BEGIN Dataset entries

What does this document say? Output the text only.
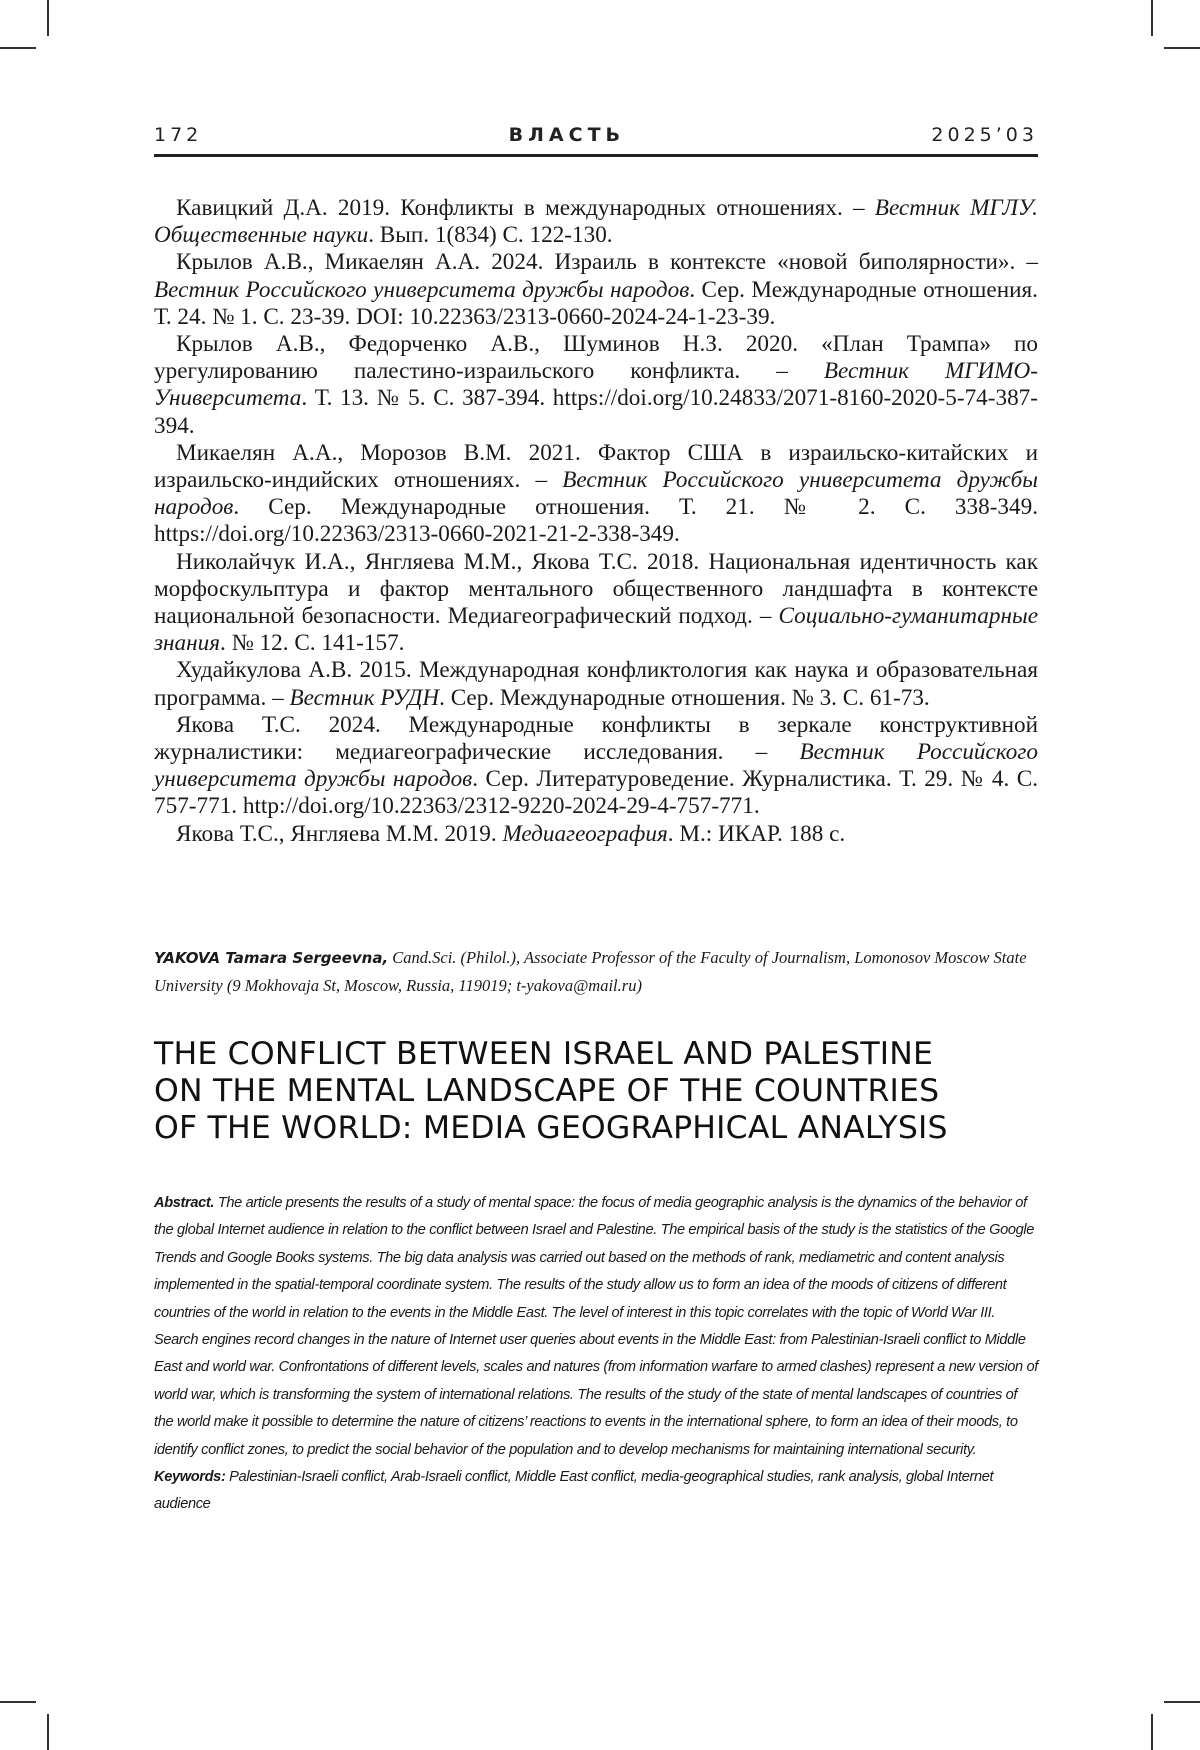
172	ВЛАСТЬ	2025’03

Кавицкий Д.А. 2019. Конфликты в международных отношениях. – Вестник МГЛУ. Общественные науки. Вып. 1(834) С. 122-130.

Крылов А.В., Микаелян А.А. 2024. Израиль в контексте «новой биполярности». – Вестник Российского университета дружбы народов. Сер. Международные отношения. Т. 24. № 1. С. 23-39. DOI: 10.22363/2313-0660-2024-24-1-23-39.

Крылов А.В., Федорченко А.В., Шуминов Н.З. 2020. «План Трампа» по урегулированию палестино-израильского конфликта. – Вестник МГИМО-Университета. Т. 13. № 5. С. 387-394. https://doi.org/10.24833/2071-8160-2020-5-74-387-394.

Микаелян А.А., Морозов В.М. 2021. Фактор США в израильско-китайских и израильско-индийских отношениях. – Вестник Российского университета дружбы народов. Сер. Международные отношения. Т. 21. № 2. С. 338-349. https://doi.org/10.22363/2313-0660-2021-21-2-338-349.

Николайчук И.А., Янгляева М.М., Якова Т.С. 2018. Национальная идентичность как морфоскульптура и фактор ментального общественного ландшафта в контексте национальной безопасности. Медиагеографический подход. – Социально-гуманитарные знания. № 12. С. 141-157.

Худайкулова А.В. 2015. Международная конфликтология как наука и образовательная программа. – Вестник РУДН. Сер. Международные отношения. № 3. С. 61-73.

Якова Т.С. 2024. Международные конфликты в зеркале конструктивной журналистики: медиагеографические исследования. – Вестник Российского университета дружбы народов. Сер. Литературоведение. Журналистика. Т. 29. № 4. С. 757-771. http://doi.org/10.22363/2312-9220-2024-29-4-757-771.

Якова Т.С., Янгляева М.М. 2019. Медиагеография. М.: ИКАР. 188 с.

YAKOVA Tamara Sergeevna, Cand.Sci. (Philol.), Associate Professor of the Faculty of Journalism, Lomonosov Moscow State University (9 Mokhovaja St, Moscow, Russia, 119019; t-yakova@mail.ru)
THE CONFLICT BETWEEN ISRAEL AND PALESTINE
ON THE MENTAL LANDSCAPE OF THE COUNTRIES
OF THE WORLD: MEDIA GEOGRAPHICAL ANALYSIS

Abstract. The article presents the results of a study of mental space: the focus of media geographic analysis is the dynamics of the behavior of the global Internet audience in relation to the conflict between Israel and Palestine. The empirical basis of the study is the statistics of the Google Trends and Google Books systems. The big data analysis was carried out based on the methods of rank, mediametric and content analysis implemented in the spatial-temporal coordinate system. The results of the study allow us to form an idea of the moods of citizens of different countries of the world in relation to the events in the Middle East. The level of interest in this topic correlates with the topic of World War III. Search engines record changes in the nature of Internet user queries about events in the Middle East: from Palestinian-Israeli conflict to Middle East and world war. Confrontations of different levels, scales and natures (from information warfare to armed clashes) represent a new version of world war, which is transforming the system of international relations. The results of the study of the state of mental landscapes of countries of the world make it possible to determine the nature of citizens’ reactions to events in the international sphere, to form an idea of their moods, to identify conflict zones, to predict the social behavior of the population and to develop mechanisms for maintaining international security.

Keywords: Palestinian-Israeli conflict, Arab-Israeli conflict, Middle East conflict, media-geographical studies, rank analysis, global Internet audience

END Dataset entries

Required task: Drop the images and repeat the data exactly.

Solution to the exercise:
What does this document say? Output the text only.
172	ВЛАСТЬ	2025’03

Кавицкий Д.А. 2019. Конфликты в международных отношениях. – Вестник МГЛУ. Общественные науки. Вып. 1(834) С. 122-130.

Крылов А.В., Микаелян А.А. 2024. Израиль в контексте «новой биполярности». – Вестник Российского университета дружбы народов. Сер. Международные отношения. Т. 24. № 1. С. 23-39. DOI: 10.22363/2313-0660-2024-24-1-23-39.

Крылов А.В., Федорченко А.В., Шуминов Н.З. 2020. «План Трампа» по урегулированию палестино-израильского конфликта. – Вестник МГИМО-Университета. Т. 13. № 5. С. 387-394. https://doi.org/10.24833/2071-8160-2020-5-74-387-394.

Микаелян А.А., Морозов В.М. 2021. Фактор США в израильско-китайских и израильско-индийских отношениях. – Вестник Российского университета дружбы народов. Сер. Международные отношения. Т. 21. № 2. С. 338-349. https://doi.org/10.22363/2313-0660-2021-21-2-338-349.

Николайчук И.А., Янгляева М.М., Якова Т.С. 2018. Национальная идентичность как морфоскульптура и фактор ментального общественного ландшафта в контексте национальной безопасности. Медиагеографический подход. – Социально-гуманитарные знания. № 12. С. 141-157.

Худайкулова А.В. 2015. Международная конфликтология как наука и образовательная программа. – Вестник РУДН. Сер. Международные отношения. № 3. С. 61-73.

Якова Т.С. 2024. Международные конфликты в зеркале конструктивной журналистики: медиагеографические исследования. – Вестник Российского университета дружбы народов. Сер. Литературоведение. Журналистика. Т. 29. № 4. С. 757-771. http://doi.org/10.22363/2312-9220-2024-29-4-757-771.

Якова Т.С., Янгляева М.М. 2019. Медиагеография. М.: ИКАР. 188 с.

YAKOVA Tamara Sergeevna, Cand.Sci. (Philol.), Associate Professor of the Faculty of Journalism, Lomonosov Moscow State University (9 Mokhovaja St, Moscow, Russia, 119019; t-yakova@mail.ru)
THE CONFLICT BETWEEN ISRAEL AND PALESTINE
ON THE MENTAL LANDSCAPE OF THE COUNTRIES
OF THE WORLD: MEDIA GEOGRAPHICAL ANALYSIS

Abstract. The article presents the results of a study of mental space: the focus of media geographic analysis is the dynamics of the behavior of the global Internet audience in relation to the conflict between Israel and Palestine. The empirical basis of the study is the statistics of the Google Trends and Google Books systems. The big data analysis was carried out based on the methods of rank, mediametric and content analysis implemented in the spatial-temporal coordinate system. The results of the study allow us to form an idea of the moods of citizens of different countries of the world in relation to the events in the Middle East. The level of interest in this topic correlates with the topic of World War III. Search engines record changes in the nature of Internet user queries about events in the Middle East: from Palestinian-Israeli conflict to Middle East and world war. Confrontations of different levels, scales and natures (from information warfare to armed clashes) represent a new version of world war, which is transforming the system of international relations. The results of the study of the state of mental landscapes of countries of the world make it possible to determine the nature of citizens’ reactions to events in the international sphere, to form an idea of their moods, to identify conflict zones, to predict the social behavior of the population and to develop mechanisms for maintaining international security.

Keywords: Palestinian-Israeli conflict, Arab-Israeli conflict, Middle East conflict, media-geographical studies, rank analysis, global Internet audience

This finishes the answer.